[Figure content listings]
· · · · · · ·

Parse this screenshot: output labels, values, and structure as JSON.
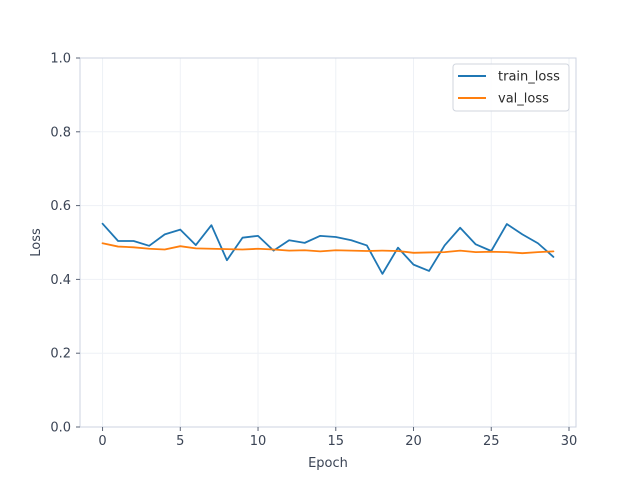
{
  "chart_data": {
    "type": "line",
    "title": "",
    "xlabel": "Epoch",
    "ylabel": "Loss",
    "xlim": [
      -1.45,
      30.45
    ],
    "ylim": [
      0.0,
      1.0
    ],
    "x_ticks": [
      0,
      5,
      10,
      15,
      20,
      25,
      30
    ],
    "y_ticks": [
      0.0,
      0.2,
      0.4,
      0.6,
      0.8,
      1.0
    ],
    "x_tick_labels": [
      "0",
      "5",
      "10",
      "15",
      "20",
      "25",
      "30"
    ],
    "y_tick_labels": [
      "0.0",
      "0.2",
      "0.4",
      "0.6",
      "0.8",
      "1.0"
    ],
    "grid": true,
    "legend_position": "top-right",
    "x": [
      0,
      1,
      2,
      3,
      4,
      5,
      6,
      7,
      8,
      9,
      10,
      11,
      12,
      13,
      14,
      15,
      16,
      17,
      18,
      19,
      20,
      21,
      22,
      23,
      24,
      25,
      26,
      27,
      28,
      29
    ],
    "series": [
      {
        "name": "train_loss",
        "color": "#1f77b4",
        "values": [
          0.551,
          0.504,
          0.504,
          0.491,
          0.522,
          0.535,
          0.493,
          0.547,
          0.452,
          0.513,
          0.518,
          0.478,
          0.506,
          0.499,
          0.518,
          0.515,
          0.506,
          0.492,
          0.415,
          0.486,
          0.44,
          0.423,
          0.492,
          0.54,
          0.495,
          0.477,
          0.55,
          0.522,
          0.498,
          0.461
        ]
      },
      {
        "name": "val_loss",
        "color": "#ff7f0e",
        "values": [
          0.498,
          0.489,
          0.487,
          0.483,
          0.481,
          0.49,
          0.484,
          0.483,
          0.482,
          0.481,
          0.483,
          0.481,
          0.478,
          0.479,
          0.476,
          0.479,
          0.478,
          0.477,
          0.478,
          0.477,
          0.472,
          0.473,
          0.474,
          0.478,
          0.474,
          0.475,
          0.474,
          0.471,
          0.474,
          0.476
        ]
      }
    ]
  }
}
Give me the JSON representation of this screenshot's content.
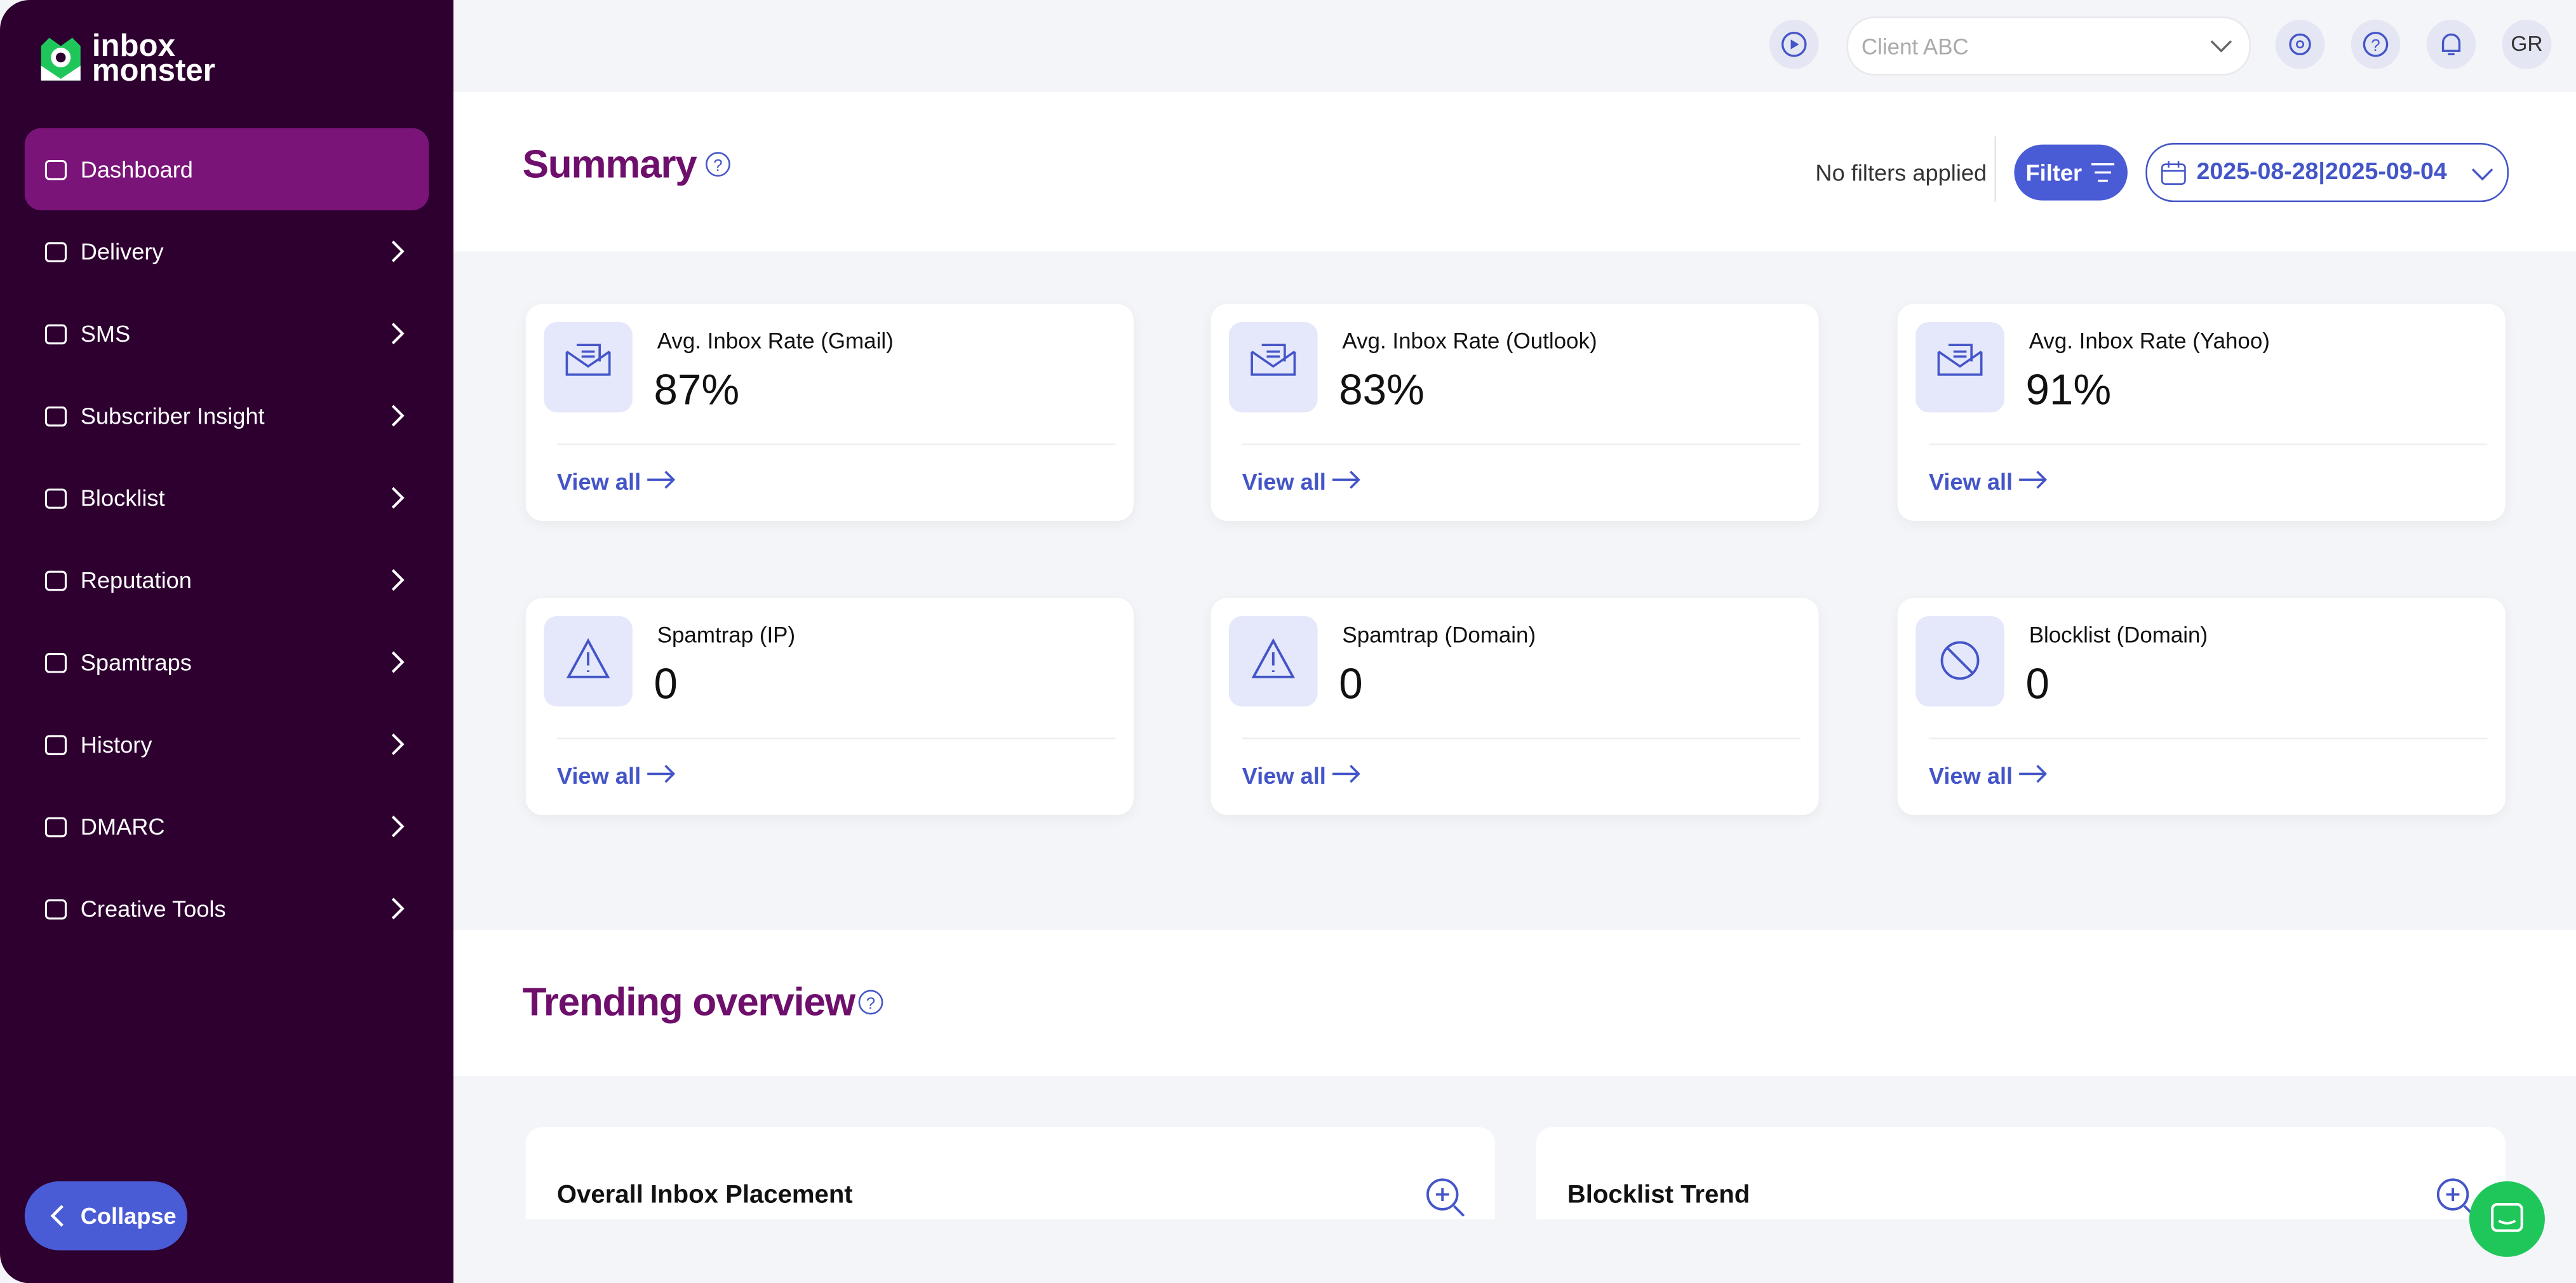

· · · · · · ·

**Aim of the task**: In how many lines of the data does the string "screenshot" appear? Give only the number.

**Answer in full**: 2